- _GIVEN EXERCISE_:
Reproduce each of the lines word for word.

──────── ROWS ────────

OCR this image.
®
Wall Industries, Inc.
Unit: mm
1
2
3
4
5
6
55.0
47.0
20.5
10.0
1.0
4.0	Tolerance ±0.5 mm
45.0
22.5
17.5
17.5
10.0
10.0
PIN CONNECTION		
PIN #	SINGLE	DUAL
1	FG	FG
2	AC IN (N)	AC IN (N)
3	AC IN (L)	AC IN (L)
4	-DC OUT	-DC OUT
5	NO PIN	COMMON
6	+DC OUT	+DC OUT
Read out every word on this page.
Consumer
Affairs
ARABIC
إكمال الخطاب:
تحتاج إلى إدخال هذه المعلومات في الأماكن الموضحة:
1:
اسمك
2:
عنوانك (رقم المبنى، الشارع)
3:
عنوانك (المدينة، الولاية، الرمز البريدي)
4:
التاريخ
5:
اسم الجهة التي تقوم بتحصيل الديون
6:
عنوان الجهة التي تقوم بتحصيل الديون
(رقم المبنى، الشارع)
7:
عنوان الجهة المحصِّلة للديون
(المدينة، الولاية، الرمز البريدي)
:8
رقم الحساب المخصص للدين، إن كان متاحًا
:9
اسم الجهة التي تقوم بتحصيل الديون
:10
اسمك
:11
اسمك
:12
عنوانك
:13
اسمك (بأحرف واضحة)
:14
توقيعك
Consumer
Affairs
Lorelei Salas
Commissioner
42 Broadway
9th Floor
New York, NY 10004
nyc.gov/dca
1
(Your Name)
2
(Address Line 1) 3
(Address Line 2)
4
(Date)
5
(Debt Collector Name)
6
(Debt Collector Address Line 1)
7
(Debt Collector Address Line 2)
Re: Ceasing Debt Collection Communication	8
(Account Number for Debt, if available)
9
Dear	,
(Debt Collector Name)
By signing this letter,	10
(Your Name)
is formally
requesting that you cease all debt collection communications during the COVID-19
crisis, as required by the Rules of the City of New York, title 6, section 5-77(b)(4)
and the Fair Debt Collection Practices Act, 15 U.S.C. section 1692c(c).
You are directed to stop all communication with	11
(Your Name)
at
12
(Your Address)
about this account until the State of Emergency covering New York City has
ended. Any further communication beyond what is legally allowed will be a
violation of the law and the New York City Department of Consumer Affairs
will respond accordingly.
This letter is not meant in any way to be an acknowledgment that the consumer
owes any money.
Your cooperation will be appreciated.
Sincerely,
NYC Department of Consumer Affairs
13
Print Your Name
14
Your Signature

────────

- _FULL RESPONSE_:
OCR this image.
®
Wall Industries, Inc.
Unit: mm
1
2
3
4
5
6
55.0
47.0
20.5
10.0
1.0
4.0	Tolerance ±0.5 mm
45.0
22.5
17.5
17.5
10.0
10.0
PIN CONNECTION		
PIN #	SINGLE	DUAL
1	FG	FG
2	AC IN (N)	AC IN (N)
3	AC IN (L)	AC IN (L)
4	-DC OUT	-DC OUT
5	NO PIN	COMMON
6	+DC OUT	+DC OUT
Read out every word on this page.
Consumer
Affairs
ARABIC
إكمال الخطاب:
تحتاج إلى إدخال هذه المعلومات في الأماكن الموضحة:
1:
اسمك
2:
عنوانك (رقم المبنى، الشارع)
3:
عنوانك (المدينة، الولاية، الرمز البريدي)
4:
التاريخ
5:
اسم الجهة التي تقوم بتحصيل الديون
6:
عنوان الجهة التي تقوم بتحصيل الديون
(رقم المبنى، الشارع)
7:
عنوان الجهة المحصِّلة للديون
(المدينة، الولاية، الرمز البريدي)
:8
رقم الحساب المخصص للدين، إن كان متاحًا
:9
اسم الجهة التي تقوم بتحصيل الديون
:10
اسمك
:11
اسمك
:12
عنوانك
:13
اسمك (بأحرف واضحة)
:14
توقيعك
Consumer
Affairs
Lorelei Salas
Commissioner
42 Broadway
9th Floor
New York, NY 10004
nyc.gov/dca
1
(Your Name)
2
(Address Line 1) 3
(Address Line 2)
4
(Date)
5
(Debt Collector Name)
6
(Debt Collector Address Line 1)
7
(Debt Collector Address Line 2)
Re: Ceasing Debt Collection Communication	8
(Account Number for Debt, if available)
9
Dear	,
(Debt Collector Name)
By signing this letter,	10
(Your Name)
is formally
requesting that you cease all debt collection communications during the COVID-19
crisis, as required by the Rules of the City of New York, title 6, section 5-77(b)(4)
and the Fair Debt Collection Practices Act, 15 U.S.C. section 1692c(c).
You are directed to stop all communication with	11
(Your Name)
at
12
(Your Address)
about this account until the State of Emergency covering New York City has
ended. Any further communication beyond what is legally allowed will be a
violation of the law and the New York City Department of Consumer Affairs
will respond accordingly.
This letter is not meant in any way to be an acknowledgment that the consumer
owes any money.
Your cooperation will be appreciated.
Sincerely,
NYC Department of Consumer Affairs
13
Print Your Name
14
Your Signature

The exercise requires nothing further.